# [GOAL]
Nothing but the lines from the one containing "Give me a plain-text" through the last line should be written out, please, exactly as they stand.

# [SUPPLIED ENTRIES]

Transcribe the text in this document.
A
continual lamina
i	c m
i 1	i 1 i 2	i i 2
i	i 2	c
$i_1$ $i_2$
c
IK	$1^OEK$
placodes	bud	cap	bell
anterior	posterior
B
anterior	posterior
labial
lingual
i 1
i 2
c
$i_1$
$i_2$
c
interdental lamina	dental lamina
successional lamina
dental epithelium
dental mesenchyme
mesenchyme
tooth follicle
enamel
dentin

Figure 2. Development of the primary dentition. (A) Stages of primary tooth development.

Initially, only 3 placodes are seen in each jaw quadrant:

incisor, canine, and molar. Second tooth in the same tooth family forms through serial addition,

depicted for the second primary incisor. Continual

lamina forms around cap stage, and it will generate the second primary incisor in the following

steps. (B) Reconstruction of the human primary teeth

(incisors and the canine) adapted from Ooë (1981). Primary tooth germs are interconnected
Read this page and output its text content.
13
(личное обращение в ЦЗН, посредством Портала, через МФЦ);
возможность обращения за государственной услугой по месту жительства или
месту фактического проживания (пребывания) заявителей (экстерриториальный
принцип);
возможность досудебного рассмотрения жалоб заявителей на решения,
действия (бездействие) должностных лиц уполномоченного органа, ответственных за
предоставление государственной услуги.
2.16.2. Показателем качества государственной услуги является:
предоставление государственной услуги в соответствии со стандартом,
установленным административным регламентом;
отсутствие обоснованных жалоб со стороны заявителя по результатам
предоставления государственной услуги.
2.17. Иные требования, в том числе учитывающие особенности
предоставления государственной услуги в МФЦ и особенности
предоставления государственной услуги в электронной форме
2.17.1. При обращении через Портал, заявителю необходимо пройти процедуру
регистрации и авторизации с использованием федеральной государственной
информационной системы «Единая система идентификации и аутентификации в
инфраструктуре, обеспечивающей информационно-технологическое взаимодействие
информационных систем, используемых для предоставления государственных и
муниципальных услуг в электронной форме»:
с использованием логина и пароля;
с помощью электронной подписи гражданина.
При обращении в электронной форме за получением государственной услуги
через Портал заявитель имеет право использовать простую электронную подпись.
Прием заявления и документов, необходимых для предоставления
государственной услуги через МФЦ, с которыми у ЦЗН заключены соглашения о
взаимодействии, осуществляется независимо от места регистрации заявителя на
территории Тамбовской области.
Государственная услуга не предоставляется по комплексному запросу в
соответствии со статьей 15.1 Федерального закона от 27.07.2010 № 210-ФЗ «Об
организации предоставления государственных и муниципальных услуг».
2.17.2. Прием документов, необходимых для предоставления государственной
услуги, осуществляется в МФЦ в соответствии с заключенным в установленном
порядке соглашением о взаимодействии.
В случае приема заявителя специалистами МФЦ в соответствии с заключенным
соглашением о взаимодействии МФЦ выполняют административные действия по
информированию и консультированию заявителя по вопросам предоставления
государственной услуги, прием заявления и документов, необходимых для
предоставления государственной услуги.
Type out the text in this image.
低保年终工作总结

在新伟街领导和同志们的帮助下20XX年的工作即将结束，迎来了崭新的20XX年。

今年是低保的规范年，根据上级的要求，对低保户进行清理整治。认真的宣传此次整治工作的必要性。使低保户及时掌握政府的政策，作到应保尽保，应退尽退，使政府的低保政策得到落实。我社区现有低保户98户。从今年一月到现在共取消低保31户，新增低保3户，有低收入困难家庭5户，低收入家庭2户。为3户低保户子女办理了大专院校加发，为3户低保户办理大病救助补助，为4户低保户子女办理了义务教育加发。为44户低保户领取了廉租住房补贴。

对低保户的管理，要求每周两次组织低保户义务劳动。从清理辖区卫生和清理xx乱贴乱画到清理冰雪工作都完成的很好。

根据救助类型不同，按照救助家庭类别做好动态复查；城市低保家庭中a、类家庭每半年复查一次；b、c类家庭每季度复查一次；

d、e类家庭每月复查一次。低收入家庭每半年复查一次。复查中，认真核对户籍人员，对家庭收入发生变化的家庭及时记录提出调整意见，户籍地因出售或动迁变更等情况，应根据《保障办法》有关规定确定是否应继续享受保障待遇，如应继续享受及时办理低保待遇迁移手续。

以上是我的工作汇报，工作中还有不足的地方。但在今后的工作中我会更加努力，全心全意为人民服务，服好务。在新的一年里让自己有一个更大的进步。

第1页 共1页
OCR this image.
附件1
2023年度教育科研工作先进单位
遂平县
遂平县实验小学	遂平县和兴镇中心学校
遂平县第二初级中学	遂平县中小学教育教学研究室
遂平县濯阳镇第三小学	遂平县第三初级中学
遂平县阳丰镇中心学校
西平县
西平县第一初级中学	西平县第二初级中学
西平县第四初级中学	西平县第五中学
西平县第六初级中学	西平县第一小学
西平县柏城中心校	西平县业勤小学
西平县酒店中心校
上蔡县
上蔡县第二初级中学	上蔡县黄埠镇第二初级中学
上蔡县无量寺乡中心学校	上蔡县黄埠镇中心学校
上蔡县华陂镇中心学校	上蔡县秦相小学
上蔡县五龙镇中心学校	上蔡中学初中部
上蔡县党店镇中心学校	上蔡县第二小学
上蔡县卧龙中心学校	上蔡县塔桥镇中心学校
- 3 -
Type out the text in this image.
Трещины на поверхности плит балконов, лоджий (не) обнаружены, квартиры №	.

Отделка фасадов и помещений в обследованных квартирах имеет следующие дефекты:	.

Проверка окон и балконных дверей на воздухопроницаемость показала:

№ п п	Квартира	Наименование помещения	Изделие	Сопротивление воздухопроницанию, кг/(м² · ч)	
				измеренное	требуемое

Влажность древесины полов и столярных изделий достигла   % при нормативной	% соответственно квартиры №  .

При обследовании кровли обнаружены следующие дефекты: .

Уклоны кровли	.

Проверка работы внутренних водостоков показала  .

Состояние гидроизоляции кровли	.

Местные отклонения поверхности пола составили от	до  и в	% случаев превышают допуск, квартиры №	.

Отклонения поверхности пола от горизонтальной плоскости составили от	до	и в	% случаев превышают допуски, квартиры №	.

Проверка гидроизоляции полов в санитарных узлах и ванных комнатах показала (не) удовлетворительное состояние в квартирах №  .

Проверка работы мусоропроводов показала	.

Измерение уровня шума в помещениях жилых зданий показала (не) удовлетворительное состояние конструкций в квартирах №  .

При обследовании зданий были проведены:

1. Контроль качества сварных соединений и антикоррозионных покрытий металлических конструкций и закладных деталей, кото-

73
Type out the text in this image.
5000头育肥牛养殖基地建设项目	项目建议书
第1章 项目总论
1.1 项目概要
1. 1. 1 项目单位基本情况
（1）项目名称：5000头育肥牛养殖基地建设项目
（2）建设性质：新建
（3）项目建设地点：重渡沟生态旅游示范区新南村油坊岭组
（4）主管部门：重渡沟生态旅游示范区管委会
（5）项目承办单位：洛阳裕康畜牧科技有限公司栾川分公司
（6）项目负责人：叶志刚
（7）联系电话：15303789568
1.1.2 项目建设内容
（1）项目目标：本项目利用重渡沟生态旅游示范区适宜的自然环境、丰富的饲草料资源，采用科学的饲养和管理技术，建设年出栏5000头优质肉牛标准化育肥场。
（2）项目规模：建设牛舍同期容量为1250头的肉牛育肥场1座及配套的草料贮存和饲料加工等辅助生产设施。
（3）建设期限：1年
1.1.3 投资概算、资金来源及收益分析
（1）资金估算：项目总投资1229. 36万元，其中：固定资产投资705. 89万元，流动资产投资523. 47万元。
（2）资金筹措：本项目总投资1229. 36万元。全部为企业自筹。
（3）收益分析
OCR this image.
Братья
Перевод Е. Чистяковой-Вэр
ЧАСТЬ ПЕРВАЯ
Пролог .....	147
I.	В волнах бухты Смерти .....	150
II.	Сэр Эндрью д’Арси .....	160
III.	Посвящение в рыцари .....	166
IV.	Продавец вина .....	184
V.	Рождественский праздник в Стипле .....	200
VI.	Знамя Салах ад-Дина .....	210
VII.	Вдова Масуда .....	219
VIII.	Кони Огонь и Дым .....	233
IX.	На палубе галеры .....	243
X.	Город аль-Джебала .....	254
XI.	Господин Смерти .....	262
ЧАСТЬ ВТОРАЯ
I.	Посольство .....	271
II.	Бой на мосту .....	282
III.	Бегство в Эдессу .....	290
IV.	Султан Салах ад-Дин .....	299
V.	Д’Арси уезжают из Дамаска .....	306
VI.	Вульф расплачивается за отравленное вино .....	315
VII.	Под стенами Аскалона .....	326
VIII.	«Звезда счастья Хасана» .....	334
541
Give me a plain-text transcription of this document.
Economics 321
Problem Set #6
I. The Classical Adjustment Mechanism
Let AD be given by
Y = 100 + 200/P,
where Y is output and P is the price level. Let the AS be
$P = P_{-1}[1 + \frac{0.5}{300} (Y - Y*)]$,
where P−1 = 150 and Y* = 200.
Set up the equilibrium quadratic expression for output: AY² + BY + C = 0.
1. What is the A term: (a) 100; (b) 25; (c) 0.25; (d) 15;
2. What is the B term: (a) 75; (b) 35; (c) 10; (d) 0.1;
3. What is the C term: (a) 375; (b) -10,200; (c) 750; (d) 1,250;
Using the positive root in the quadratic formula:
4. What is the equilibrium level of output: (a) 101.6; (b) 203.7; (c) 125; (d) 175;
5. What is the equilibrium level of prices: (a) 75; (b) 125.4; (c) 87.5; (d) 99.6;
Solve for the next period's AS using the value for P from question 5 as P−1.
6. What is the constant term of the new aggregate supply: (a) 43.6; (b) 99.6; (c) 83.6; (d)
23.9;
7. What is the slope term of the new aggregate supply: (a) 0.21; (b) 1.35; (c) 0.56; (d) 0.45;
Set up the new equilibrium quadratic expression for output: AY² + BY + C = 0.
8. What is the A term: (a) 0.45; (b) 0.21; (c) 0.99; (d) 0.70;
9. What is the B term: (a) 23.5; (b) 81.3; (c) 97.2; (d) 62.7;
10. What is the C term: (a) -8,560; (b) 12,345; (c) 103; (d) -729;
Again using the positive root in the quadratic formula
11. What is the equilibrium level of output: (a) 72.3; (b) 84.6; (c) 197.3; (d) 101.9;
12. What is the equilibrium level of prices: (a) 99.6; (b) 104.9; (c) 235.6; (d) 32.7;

# [ANSWER TO THE EXERCISE]
Give me a plain-text transcription of this document.
Economics 321
Problem Set #6
I. The Classical Adjustment Mechanism
Let AD be given by
Y = 100 + 200/P,
where Y is output and P is the price level. Let the AS be
$P = P_{-1}[1 + \frac{0.5}{300} (Y - Y*)]$,
where P−1 = 150 and Y* = 200.
Set up the equilibrium quadratic expression for output: AY² + BY + C = 0.
1. What is the A term: (a) 100; (b) 25; (c) 0.25; (d) 15;
2. What is the B term: (a) 75; (b) 35; (c) 10; (d) 0.1;
3. What is the C term: (a) 375; (b) -10,200; (c) 750; (d) 1,250;
Using the positive root in the quadratic formula:
4. What is the equilibrium level of output: (a) 101.6; (b) 203.7; (c) 125; (d) 175;
5. What is the equilibrium level of prices: (a) 75; (b) 125.4; (c) 87.5; (d) 99.6;
Solve for the next period's AS using the value for P from question 5 as P−1.
6. What is the constant term of the new aggregate supply: (a) 43.6; (b) 99.6; (c) 83.6; (d)
23.9;
7. What is the slope term of the new aggregate supply: (a) 0.21; (b) 1.35; (c) 0.56; (d) 0.45;
Set up the new equilibrium quadratic expression for output: AY² + BY + C = 0.
8. What is the A term: (a) 0.45; (b) 0.21; (c) 0.99; (d) 0.70;
9. What is the B term: (a) 23.5; (b) 81.3; (c) 97.2; (d) 62.7;
10. What is the C term: (a) -8,560; (b) 12,345; (c) 103; (d) -729;
Again using the positive root in the quadratic formula
11. What is the equilibrium level of output: (a) 72.3; (b) 84.6; (c) 197.3; (d) 101.9;
12. What is the equilibrium level of prices: (a) 99.6; (b) 104.9; (c) 235.6; (d) 32.7;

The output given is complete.